Aim ::
Copy out all the lines exactly. Omit pictures.

(Stored records)
— START —

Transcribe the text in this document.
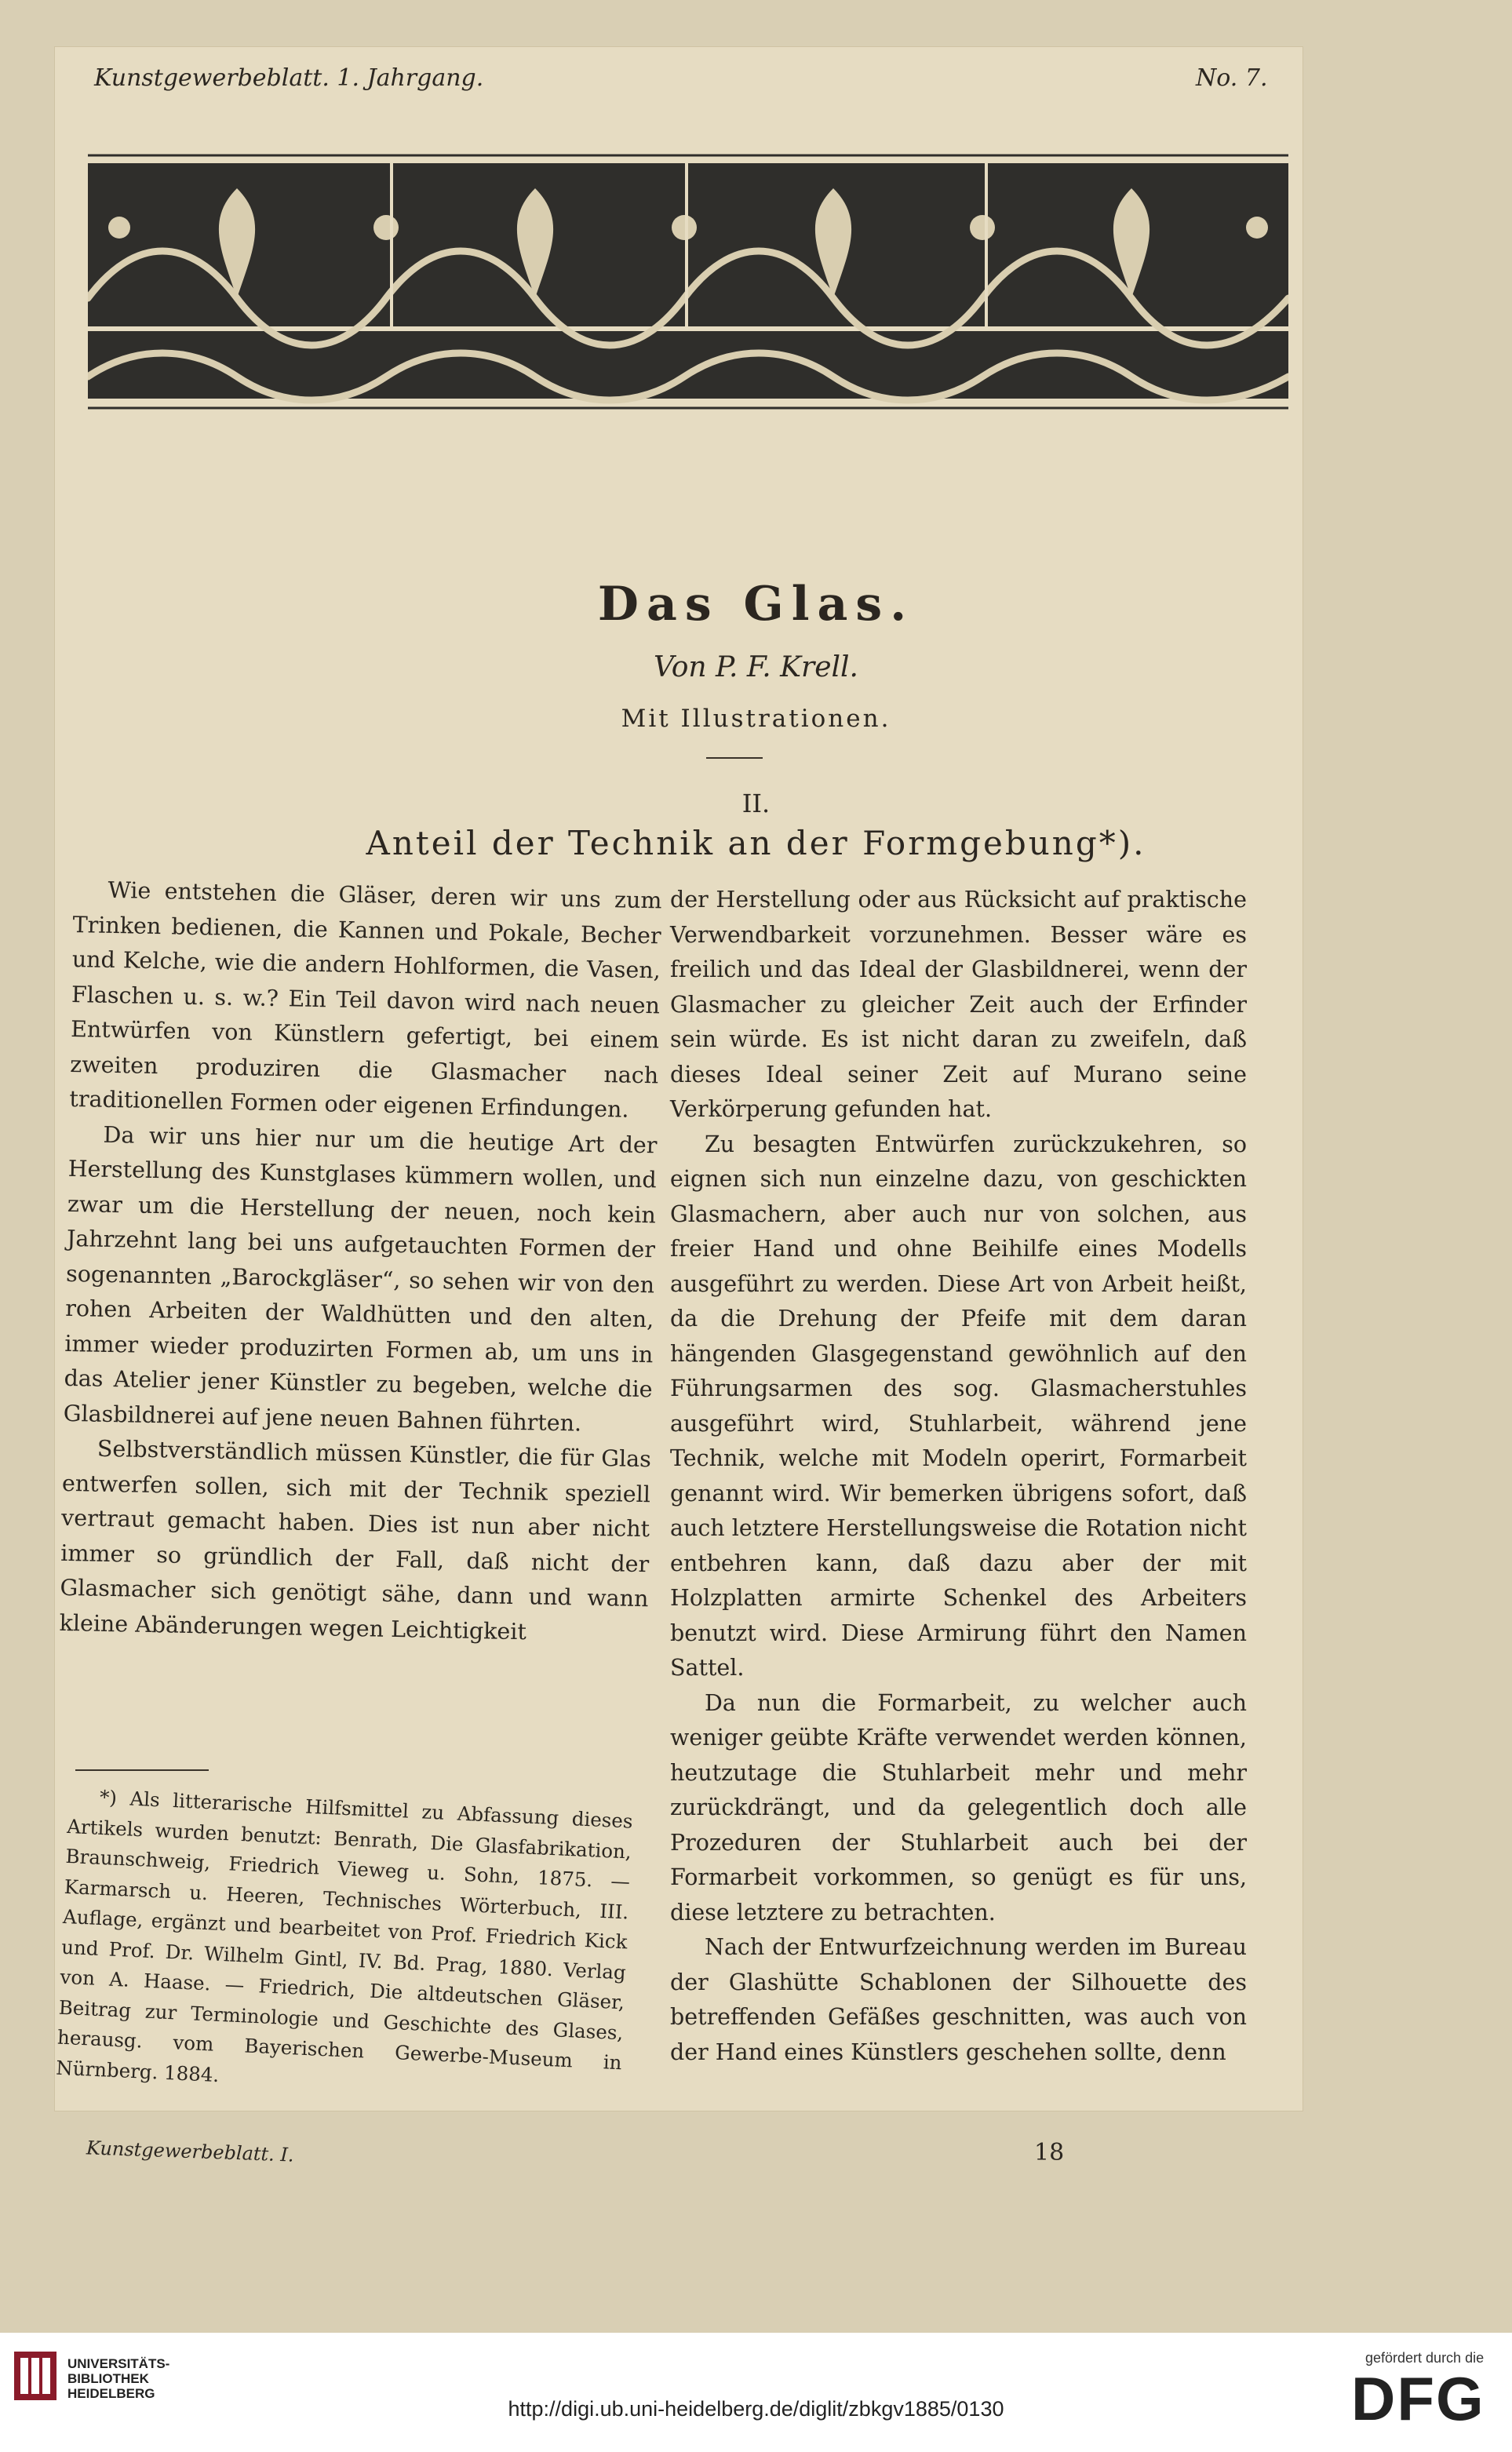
Kunstgewerbeblatt. 1. Jahrgang.	No. 7.
Das Glas.
Von P. F. Krell.
Mit Illustrationen.
II.
Anteil der Technik an der Formgebung*).

Wie entstehen die Gläser, deren wir uns zum Trinken bedienen, die Kannen und Pokale, Becher und Kelche, wie die andern Hohlformen, die Vasen, Flaschen u. s. w.? Ein Teil davon wird nach neuen Entwürfen von Künstlern gefertigt, bei einem zweiten produziren die Glasmacher nach traditionellen Formen oder eigenen Erfindungen.

Da wir uns hier nur um die heutige Art der Herstellung des Kunstglases kümmern wollen, und zwar um die Herstellung der neuen, noch kein Jahrzehnt lang bei uns aufgetauchten Formen der sogenannten „Barockgläser“, so sehen wir von den rohen Arbeiten der Waldhütten und den alten, immer wieder produzirten Formen ab, um uns in das Atelier jener Künstler zu begeben, welche die Glasbildnerei auf jene neuen Bahnen führten.

Selbstverständlich müssen Künstler, die für Glas entwerfen sollen, sich mit der Technik speziell vertraut gemacht haben. Dies ist nun aber nicht immer so gründlich der Fall, daß nicht der Glasmacher sich genötigt sähe, dann und wann kleine Abänderungen wegen Leichtigkeit

der Herstellung oder aus Rücksicht auf praktische Verwendbarkeit vorzunehmen. Besser wäre es freilich und das Ideal der Glasbildnerei, wenn der Glasmacher zu gleicher Zeit auch der Erfinder sein würde. Es ist nicht daran zu zweifeln, daß dieses Ideal seiner Zeit auf Murano seine Verkörperung gefunden hat.

Zu besagten Entwürfen zurückzukehren, so eignen sich nun einzelne dazu, von geschickten Glasmachern, aber auch nur von solchen, aus freier Hand und ohne Beihilfe eines Modells ausgeführt zu werden. Diese Art von Arbeit heißt, da die Drehung der Pfeife mit dem daran hängenden Glasgegenstand gewöhnlich auf den Führungsarmen des sog. Glasmacherstuhles ausgeführt wird, Stuhlarbeit, während jene Technik, welche mit Modeln operirt, Formarbeit genannt wird. Wir bemerken übrigens sofort, daß auch letztere Herstellungsweise die Rotation nicht entbehren kann, daß dazu aber der mit Holzplatten armirte Schenkel des Arbeiters benutzt wird. Diese Armirung führt den Namen Sattel.

Da nun die Formarbeit, zu welcher auch weniger geübte Kräfte verwendet werden können, heutzutage die Stuhlarbeit mehr und mehr zurückdrängt, und da gelegentlich doch alle Prozeduren der Stuhlarbeit auch bei der Formarbeit vorkommen, so genügt es für uns, diese letztere zu betrachten.

Nach der Entwurfzeichnung werden im Bureau der Glashütte Schablonen der Silhouette des betreffenden Gefäßes geschnitten, was auch von der Hand eines Künstlers geschehen sollte, denn

*) Als litterarische Hilfsmittel zu Abfassung dieses Artikels wurden benutzt: Benrath, Die Glasfabrikation, Braunschweig, Friedrich Vieweg u. Sohn, 1875. — Karmarsch u. Heeren, Technisches Wörterbuch, III. Auflage, ergänzt und bearbeitet von Prof. Friedrich Kick und Prof. Dr. Wilhelm Gintl, IV. Bd. Prag, 1880. Verlag von A. Haase. — Friedrich, Die altdeutschen Gläser, Beitrag zur Terminologie und Geschichte des Glases, herausg. vom Bayerischen Gewerbe-Museum in Nürnberg. 1884.

Kunstgewerbeblatt. I.	18
UNIVERSITÄTS-
BIBLIOTHEK
HEIDELBERG
http://digi.ub.uni-heidelberg.de/diglit/zbkgv1885/0130
gefördert durch die
DFG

— END —

Output of the task ::
Transcribe the text in this document.
Kunstgewerbeblatt. 1. Jahrgang.	No. 7.
Das Glas.
Von P. F. Krell.
Mit Illustrationen.
II.
Anteil der Technik an der Formgebung*).

Wie entstehen die Gläser, deren wir uns zum Trinken bedienen, die Kannen und Pokale, Becher und Kelche, wie die andern Hohlformen, die Vasen, Flaschen u. s. w.? Ein Teil davon wird nach neuen Entwürfen von Künstlern gefertigt, bei einem zweiten produziren die Glasmacher nach traditionellen Formen oder eigenen Erfindungen.

Da wir uns hier nur um die heutige Art der Herstellung des Kunstglases kümmern wollen, und zwar um die Herstellung der neuen, noch kein Jahrzehnt lang bei uns aufgetauchten Formen der sogenannten „Barockgläser“, so sehen wir von den rohen Arbeiten der Waldhütten und den alten, immer wieder produzirten Formen ab, um uns in das Atelier jener Künstler zu begeben, welche die Glasbildnerei auf jene neuen Bahnen führten.

Selbstverständlich müssen Künstler, die für Glas entwerfen sollen, sich mit der Technik speziell vertraut gemacht haben. Dies ist nun aber nicht immer so gründlich der Fall, daß nicht der Glasmacher sich genötigt sähe, dann und wann kleine Abänderungen wegen Leichtigkeit

der Herstellung oder aus Rücksicht auf praktische Verwendbarkeit vorzunehmen. Besser wäre es freilich und das Ideal der Glasbildnerei, wenn der Glasmacher zu gleicher Zeit auch der Erfinder sein würde. Es ist nicht daran zu zweifeln, daß dieses Ideal seiner Zeit auf Murano seine Verkörperung gefunden hat.

Zu besagten Entwürfen zurückzukehren, so eignen sich nun einzelne dazu, von geschickten Glasmachern, aber auch nur von solchen, aus freier Hand und ohne Beihilfe eines Modells ausgeführt zu werden. Diese Art von Arbeit heißt, da die Drehung der Pfeife mit dem daran hängenden Glasgegenstand gewöhnlich auf den Führungsarmen des sog. Glasmacherstuhles ausgeführt wird, Stuhlarbeit, während jene Technik, welche mit Modeln operirt, Formarbeit genannt wird. Wir bemerken übrigens sofort, daß auch letztere Herstellungsweise die Rotation nicht entbehren kann, daß dazu aber der mit Holzplatten armirte Schenkel des Arbeiters benutzt wird. Diese Armirung führt den Namen Sattel.

Da nun die Formarbeit, zu welcher auch weniger geübte Kräfte verwendet werden können, heutzutage die Stuhlarbeit mehr und mehr zurückdrängt, und da gelegentlich doch alle Prozeduren der Stuhlarbeit auch bei der Formarbeit vorkommen, so genügt es für uns, diese letztere zu betrachten.

Nach der Entwurfzeichnung werden im Bureau der Glashütte Schablonen der Silhouette des betreffenden Gefäßes geschnitten, was auch von der Hand eines Künstlers geschehen sollte, denn

*) Als litterarische Hilfsmittel zu Abfassung dieses Artikels wurden benutzt: Benrath, Die Glasfabrikation, Braunschweig, Friedrich Vieweg u. Sohn, 1875. — Karmarsch u. Heeren, Technisches Wörterbuch, III. Auflage, ergänzt und bearbeitet von Prof. Friedrich Kick und Prof. Dr. Wilhelm Gintl, IV. Bd. Prag, 1880. Verlag von A. Haase. — Friedrich, Die altdeutschen Gläser, Beitrag zur Terminologie und Geschichte des Glases, herausg. vom Bayerischen Gewerbe-Museum in Nürnberg. 1884.

Kunstgewerbeblatt. I.	18
UNIVERSITÄTS-
BIBLIOTHEK
HEIDELBERG
http://digi.ub.uni-heidelberg.de/diglit/zbkgv1885/0130
gefördert durch die
DFG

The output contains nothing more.